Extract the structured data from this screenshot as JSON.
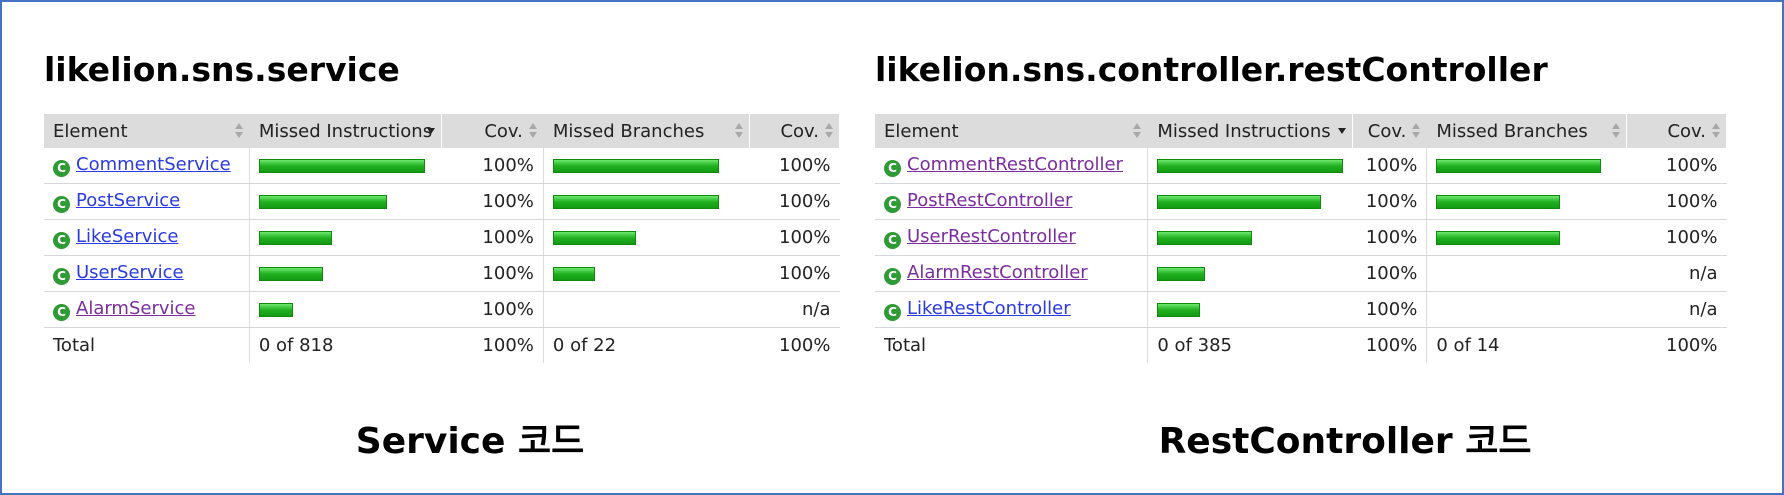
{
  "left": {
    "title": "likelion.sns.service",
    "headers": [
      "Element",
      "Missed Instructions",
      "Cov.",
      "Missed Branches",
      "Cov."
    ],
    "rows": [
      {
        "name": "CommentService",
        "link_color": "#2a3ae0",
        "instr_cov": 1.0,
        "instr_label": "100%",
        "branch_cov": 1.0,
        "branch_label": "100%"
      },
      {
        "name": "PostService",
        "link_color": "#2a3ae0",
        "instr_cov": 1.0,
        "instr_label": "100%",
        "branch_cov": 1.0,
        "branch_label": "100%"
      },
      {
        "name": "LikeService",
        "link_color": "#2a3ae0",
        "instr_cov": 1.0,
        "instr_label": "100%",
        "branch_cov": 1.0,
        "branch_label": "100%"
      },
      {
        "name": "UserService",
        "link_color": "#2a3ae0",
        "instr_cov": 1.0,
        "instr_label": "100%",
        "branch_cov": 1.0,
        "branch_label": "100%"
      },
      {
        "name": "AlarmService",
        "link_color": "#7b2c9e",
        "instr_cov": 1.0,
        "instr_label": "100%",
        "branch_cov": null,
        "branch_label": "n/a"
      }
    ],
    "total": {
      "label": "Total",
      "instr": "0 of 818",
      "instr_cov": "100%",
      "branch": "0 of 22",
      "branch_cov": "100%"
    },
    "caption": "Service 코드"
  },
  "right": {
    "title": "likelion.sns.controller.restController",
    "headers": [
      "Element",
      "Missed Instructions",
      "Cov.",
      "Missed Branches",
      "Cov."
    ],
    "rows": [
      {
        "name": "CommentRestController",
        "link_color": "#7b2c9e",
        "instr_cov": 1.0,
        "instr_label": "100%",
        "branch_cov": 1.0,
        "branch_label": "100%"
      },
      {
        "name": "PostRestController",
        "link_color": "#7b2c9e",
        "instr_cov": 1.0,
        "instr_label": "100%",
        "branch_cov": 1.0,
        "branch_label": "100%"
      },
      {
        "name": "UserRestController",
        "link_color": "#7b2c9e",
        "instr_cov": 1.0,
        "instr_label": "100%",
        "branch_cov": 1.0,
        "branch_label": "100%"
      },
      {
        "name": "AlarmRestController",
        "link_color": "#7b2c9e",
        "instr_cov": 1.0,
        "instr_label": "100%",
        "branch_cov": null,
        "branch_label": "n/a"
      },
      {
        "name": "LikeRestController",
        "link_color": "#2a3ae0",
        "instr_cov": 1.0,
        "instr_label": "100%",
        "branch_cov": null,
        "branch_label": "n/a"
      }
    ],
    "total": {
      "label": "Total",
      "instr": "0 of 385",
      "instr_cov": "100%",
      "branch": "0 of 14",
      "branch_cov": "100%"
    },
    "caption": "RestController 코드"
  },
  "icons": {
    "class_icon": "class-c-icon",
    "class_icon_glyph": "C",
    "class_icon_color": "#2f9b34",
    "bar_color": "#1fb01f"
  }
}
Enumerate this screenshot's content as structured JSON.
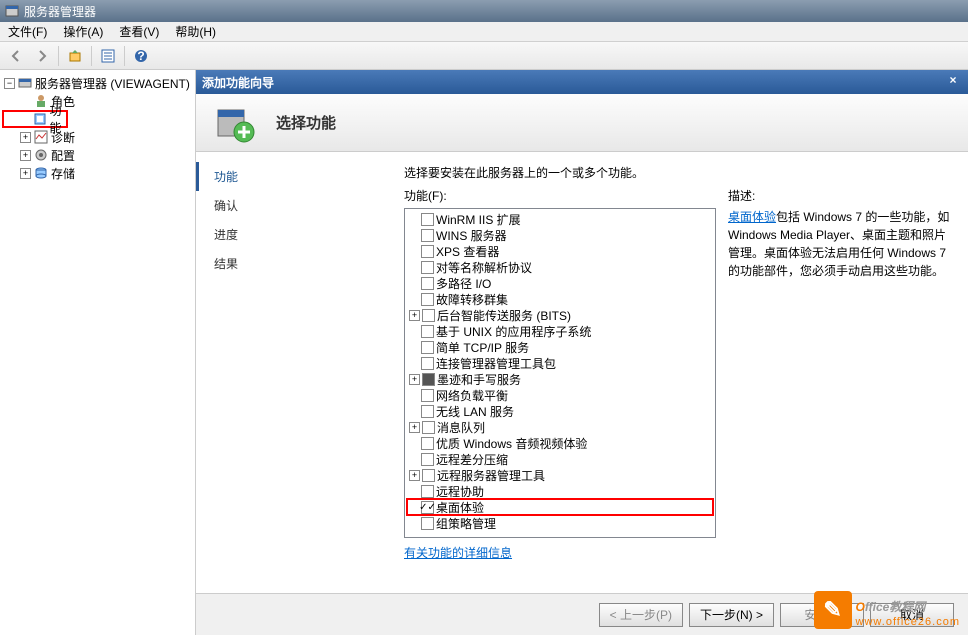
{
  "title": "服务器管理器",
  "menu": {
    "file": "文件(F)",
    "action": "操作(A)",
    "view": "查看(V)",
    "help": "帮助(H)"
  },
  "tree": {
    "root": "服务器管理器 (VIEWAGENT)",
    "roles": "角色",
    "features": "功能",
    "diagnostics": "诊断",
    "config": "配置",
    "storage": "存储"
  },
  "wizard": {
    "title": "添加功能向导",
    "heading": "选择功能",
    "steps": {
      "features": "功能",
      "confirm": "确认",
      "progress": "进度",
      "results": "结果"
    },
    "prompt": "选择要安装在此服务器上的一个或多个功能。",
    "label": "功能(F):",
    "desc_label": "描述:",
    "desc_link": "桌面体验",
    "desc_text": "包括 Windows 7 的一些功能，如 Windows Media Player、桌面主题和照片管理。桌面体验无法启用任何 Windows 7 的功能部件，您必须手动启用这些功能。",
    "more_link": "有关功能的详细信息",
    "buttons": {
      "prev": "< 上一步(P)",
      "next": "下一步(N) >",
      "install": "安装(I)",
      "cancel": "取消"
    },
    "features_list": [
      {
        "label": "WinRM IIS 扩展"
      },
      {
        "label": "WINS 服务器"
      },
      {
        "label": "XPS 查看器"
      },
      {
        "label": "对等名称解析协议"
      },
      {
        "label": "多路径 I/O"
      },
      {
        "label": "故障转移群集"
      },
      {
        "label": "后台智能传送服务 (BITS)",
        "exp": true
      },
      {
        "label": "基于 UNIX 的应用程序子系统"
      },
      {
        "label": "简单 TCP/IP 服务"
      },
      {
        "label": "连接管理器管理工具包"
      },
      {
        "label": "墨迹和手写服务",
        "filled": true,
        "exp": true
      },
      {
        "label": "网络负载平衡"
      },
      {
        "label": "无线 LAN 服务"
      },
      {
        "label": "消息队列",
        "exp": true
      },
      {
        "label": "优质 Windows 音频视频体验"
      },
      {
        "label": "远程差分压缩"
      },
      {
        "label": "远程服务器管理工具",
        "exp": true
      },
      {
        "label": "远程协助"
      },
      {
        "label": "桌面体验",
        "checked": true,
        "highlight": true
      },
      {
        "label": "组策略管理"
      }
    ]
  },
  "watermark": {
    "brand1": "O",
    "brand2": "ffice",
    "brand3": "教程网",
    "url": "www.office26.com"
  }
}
·····
#### [Written instruction]
Pictures in the records above should not be copied. Repeat everything else exactly.

#### [Worked answer]
Extract the structured data from this screenshot as JSON.
{
  "left": {
    "title": "likelion.sns.service",
    "headers": [
      "Element",
      "Missed Instructions",
      "Cov.",
      "Missed Branches",
      "Cov."
    ],
    "rows": [
      {
        "name": "CommentService",
        "link_color": "#2a3ae0",
        "instr_cov": 1.0,
        "instr_label": "100%",
        "branch_cov": 1.0,
        "branch_label": "100%"
      },
      {
        "name": "PostService",
        "link_color": "#2a3ae0",
        "instr_cov": 1.0,
        "instr_label": "100%",
        "branch_cov": 1.0,
        "branch_label": "100%"
      },
      {
        "name": "LikeService",
        "link_color": "#2a3ae0",
        "instr_cov": 1.0,
        "instr_label": "100%",
        "branch_cov": 1.0,
        "branch_label": "100%"
      },
      {
        "name": "UserService",
        "link_color": "#2a3ae0",
        "instr_cov": 1.0,
        "instr_label": "100%",
        "branch_cov": 1.0,
        "branch_label": "100%"
      },
      {
        "name": "AlarmService",
        "link_color": "#7b2c9e",
        "instr_cov": 1.0,
        "instr_label": "100%",
        "branch_cov": null,
        "branch_label": "n/a"
      }
    ],
    "total": {
      "label": "Total",
      "instr": "0 of 818",
      "instr_cov": "100%",
      "branch": "0 of 22",
      "branch_cov": "100%"
    },
    "caption": "Service 코드"
  },
  "right": {
    "title": "likelion.sns.controller.restController",
    "headers": [
      "Element",
      "Missed Instructions",
      "Cov.",
      "Missed Branches",
      "Cov."
    ],
    "rows": [
      {
        "name": "CommentRestController",
        "link_color": "#7b2c9e",
        "instr_cov": 1.0,
        "instr_label": "100%",
        "branch_cov": 1.0,
        "branch_label": "100%"
      },
      {
        "name": "PostRestController",
        "link_color": "#7b2c9e",
        "instr_cov": 1.0,
        "instr_label": "100%",
        "branch_cov": 1.0,
        "branch_label": "100%"
      },
      {
        "name": "UserRestController",
        "link_color": "#7b2c9e",
        "instr_cov": 1.0,
        "instr_label": "100%",
        "branch_cov": 1.0,
        "branch_label": "100%"
      },
      {
        "name": "AlarmRestController",
        "link_color": "#7b2c9e",
        "instr_cov": 1.0,
        "instr_label": "100%",
        "branch_cov": null,
        "branch_label": "n/a"
      },
      {
        "name": "LikeRestController",
        "link_color": "#2a3ae0",
        "instr_cov": 1.0,
        "instr_label": "100%",
        "branch_cov": null,
        "branch_label": "n/a"
      }
    ],
    "total": {
      "label": "Total",
      "instr": "0 of 385",
      "instr_cov": "100%",
      "branch": "0 of 14",
      "branch_cov": "100%"
    },
    "caption": "RestController 코드"
  },
  "icons": {
    "class_icon": "class-c-icon",
    "class_icon_glyph": "C",
    "class_icon_color": "#2f9b34",
    "bar_color": "#1fb01f"
  }
}
Enumerate this screenshot's content as structured JSON.
{
  "title": "服务器管理器",
  "menu": {
    "file": "文件(F)",
    "action": "操作(A)",
    "view": "查看(V)",
    "help": "帮助(H)"
  },
  "tree": {
    "root": "服务器管理器 (VIEWAGENT)",
    "roles": "角色",
    "features": "功能",
    "diagnostics": "诊断",
    "config": "配置",
    "storage": "存储"
  },
  "wizard": {
    "title": "添加功能向导",
    "heading": "选择功能",
    "steps": {
      "features": "功能",
      "confirm": "确认",
      "progress": "进度",
      "results": "结果"
    },
    "prompt": "选择要安装在此服务器上的一个或多个功能。",
    "label": "功能(F):",
    "desc_label": "描述:",
    "desc_link": "桌面体验",
    "desc_text": "包括 Windows 7 的一些功能，如 Windows Media Player、桌面主题和照片管理。桌面体验无法启用任何 Windows 7 的功能部件，您必须手动启用这些功能。",
    "more_link": "有关功能的详细信息",
    "buttons": {
      "prev": "< 上一步(P)",
      "next": "下一步(N) >",
      "install": "安装(I)",
      "cancel": "取消"
    },
    "features_list": [
      {
        "label": "WinRM IIS 扩展"
      },
      {
        "label": "WINS 服务器"
      },
      {
        "label": "XPS 查看器"
      },
      {
        "label": "对等名称解析协议"
      },
      {
        "label": "多路径 I/O"
      },
      {
        "label": "故障转移群集"
      },
      {
        "label": "后台智能传送服务 (BITS)",
        "exp": true
      },
      {
        "label": "基于 UNIX 的应用程序子系统"
      },
      {
        "label": "简单 TCP/IP 服务"
      },
      {
        "label": "连接管理器管理工具包"
      },
      {
        "label": "墨迹和手写服务",
        "filled": true,
        "exp": true
      },
      {
        "label": "网络负载平衡"
      },
      {
        "label": "无线 LAN 服务"
      },
      {
        "label": "消息队列",
        "exp": true
      },
      {
        "label": "优质 Windows 音频视频体验"
      },
      {
        "label": "远程差分压缩"
      },
      {
        "label": "远程服务器管理工具",
        "exp": true
      },
      {
        "label": "远程协助"
      },
      {
        "label": "桌面体验",
        "checked": true,
        "highlight": true
      },
      {
        "label": "组策略管理"
      }
    ]
  },
  "watermark": {
    "brand1": "O",
    "brand2": "ffice",
    "brand3": "教程网",
    "url": "www.office26.com"
  }
}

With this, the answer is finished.